**Data for the task:**
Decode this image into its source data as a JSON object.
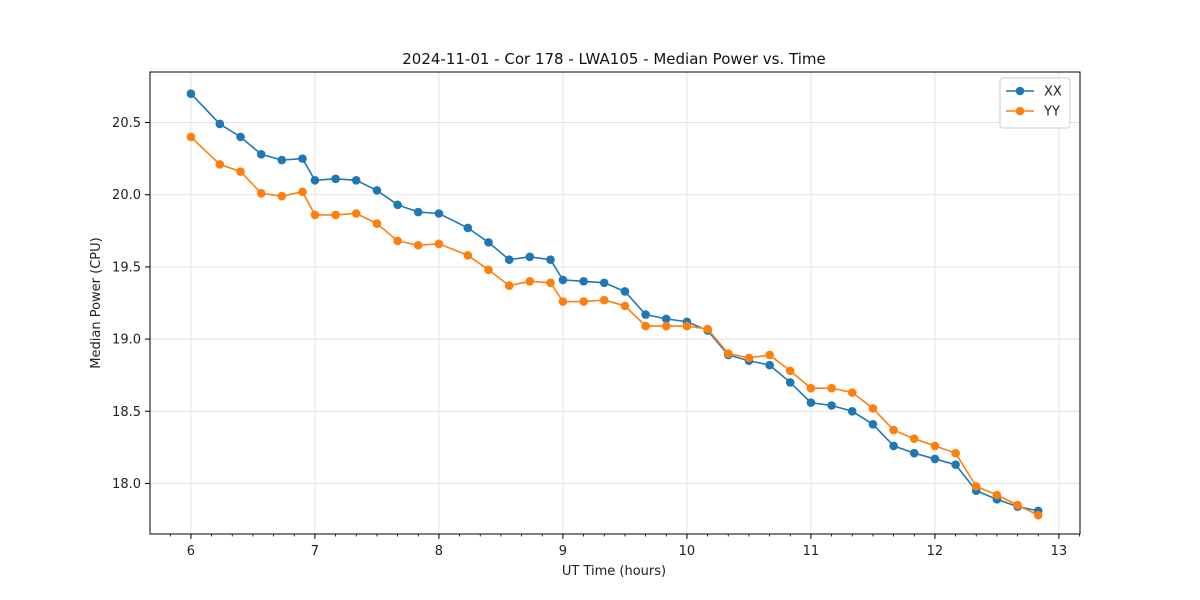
{
  "chart_data": {
    "type": "line",
    "title": "2024-11-01 - Cor 178 - LWA105 - Median Power vs. Time",
    "xlabel": "UT Time (hours)",
    "ylabel": "Median Power (CPU)",
    "xlim": [
      5.67,
      13.17
    ],
    "ylim": [
      17.65,
      20.85
    ],
    "xticks": [
      6,
      7,
      8,
      9,
      10,
      11,
      12,
      13
    ],
    "yticks": [
      18.0,
      18.5,
      19.0,
      19.5,
      20.0,
      20.5
    ],
    "grid": true,
    "legend_position": "top-right",
    "x": [
      6.0,
      6.233,
      6.4,
      6.567,
      6.733,
      6.9,
      7.0,
      7.167,
      7.333,
      7.5,
      7.667,
      7.833,
      8.0,
      8.233,
      8.4,
      8.567,
      8.733,
      8.9,
      9.0,
      9.167,
      9.333,
      9.5,
      9.667,
      9.833,
      10.0,
      10.167,
      10.333,
      10.5,
      10.667,
      10.833,
      11.0,
      11.167,
      11.333,
      11.5,
      11.667,
      11.833,
      12.0,
      12.167,
      12.333,
      12.5,
      12.667,
      12.833
    ],
    "series": [
      {
        "name": "XX",
        "color": "#1f77b4",
        "values": [
          20.7,
          20.49,
          20.4,
          20.28,
          20.24,
          20.25,
          20.1,
          20.11,
          20.1,
          20.03,
          19.93,
          19.88,
          19.87,
          19.77,
          19.67,
          19.55,
          19.57,
          19.55,
          19.41,
          19.4,
          19.39,
          19.33,
          19.17,
          19.14,
          19.12,
          19.06,
          18.89,
          18.85,
          18.82,
          18.7,
          18.56,
          18.54,
          18.5,
          18.41,
          18.26,
          18.21,
          18.17,
          18.13,
          17.95,
          17.89,
          17.84,
          17.81
        ]
      },
      {
        "name": "YY",
        "color": "#ff7f0e",
        "values": [
          20.4,
          20.21,
          20.16,
          20.01,
          19.99,
          20.02,
          19.86,
          19.86,
          19.87,
          19.8,
          19.68,
          19.65,
          19.66,
          19.58,
          19.48,
          19.37,
          19.4,
          19.39,
          19.26,
          19.26,
          19.27,
          19.23,
          19.09,
          19.09,
          19.09,
          19.07,
          18.9,
          18.87,
          18.89,
          18.78,
          18.66,
          18.66,
          18.63,
          18.52,
          18.37,
          18.31,
          18.26,
          18.21,
          17.98,
          17.92,
          17.85,
          17.78
        ]
      }
    ]
  }
}
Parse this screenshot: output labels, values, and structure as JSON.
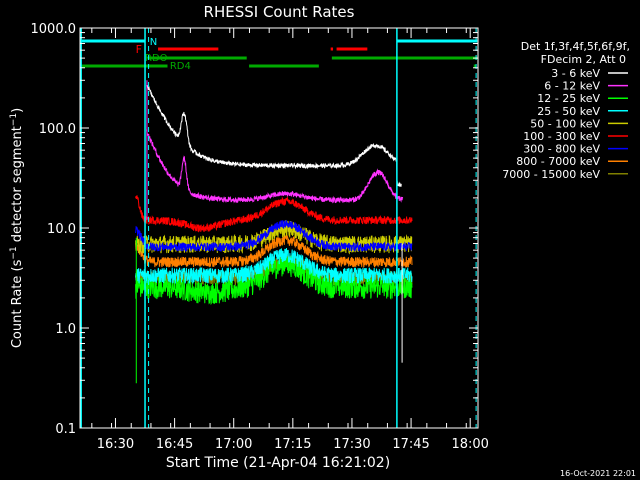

**Exercise aim:**
Reproduce all the records verbatim, excluding images.

**Result for this exercise:**
Decode this image into its source data as a JSON object.
{
  "chart_data": {
    "type": "line",
    "title": "2024-11-01 - Cor 178 - LWA105 - Median Power vs. Time",
    "xlabel": "UT Time (hours)",
    "ylabel": "Median Power (CPU)",
    "xlim": [
      5.67,
      13.17
    ],
    "ylim": [
      17.65,
      20.85
    ],
    "xticks": [
      6,
      7,
      8,
      9,
      10,
      11,
      12,
      13
    ],
    "yticks": [
      18.0,
      18.5,
      19.0,
      19.5,
      20.0,
      20.5
    ],
    "grid": true,
    "legend_position": "top-right",
    "x": [
      6.0,
      6.233,
      6.4,
      6.567,
      6.733,
      6.9,
      7.0,
      7.167,
      7.333,
      7.5,
      7.667,
      7.833,
      8.0,
      8.233,
      8.4,
      8.567,
      8.733,
      8.9,
      9.0,
      9.167,
      9.333,
      9.5,
      9.667,
      9.833,
      10.0,
      10.167,
      10.333,
      10.5,
      10.667,
      10.833,
      11.0,
      11.167,
      11.333,
      11.5,
      11.667,
      11.833,
      12.0,
      12.167,
      12.333,
      12.5,
      12.667,
      12.833
    ],
    "series": [
      {
        "name": "XX",
        "color": "#1f77b4",
        "values": [
          20.7,
          20.49,
          20.4,
          20.28,
          20.24,
          20.25,
          20.1,
          20.11,
          20.1,
          20.03,
          19.93,
          19.88,
          19.87,
          19.77,
          19.67,
          19.55,
          19.57,
          19.55,
          19.41,
          19.4,
          19.39,
          19.33,
          19.17,
          19.14,
          19.12,
          19.06,
          18.89,
          18.85,
          18.82,
          18.7,
          18.56,
          18.54,
          18.5,
          18.41,
          18.26,
          18.21,
          18.17,
          18.13,
          17.95,
          17.89,
          17.84,
          17.81
        ]
      },
      {
        "name": "YY",
        "color": "#ff7f0e",
        "values": [
          20.4,
          20.21,
          20.16,
          20.01,
          19.99,
          20.02,
          19.86,
          19.86,
          19.87,
          19.8,
          19.68,
          19.65,
          19.66,
          19.58,
          19.48,
          19.37,
          19.4,
          19.39,
          19.26,
          19.26,
          19.27,
          19.23,
          19.09,
          19.09,
          19.09,
          19.07,
          18.9,
          18.87,
          18.89,
          18.78,
          18.66,
          18.66,
          18.63,
          18.52,
          18.37,
          18.31,
          18.26,
          18.21,
          17.98,
          17.92,
          17.85,
          17.78
        ]
      }
    ]
  }
}
Parse this screenshot: output labels, values, and structure as JSON.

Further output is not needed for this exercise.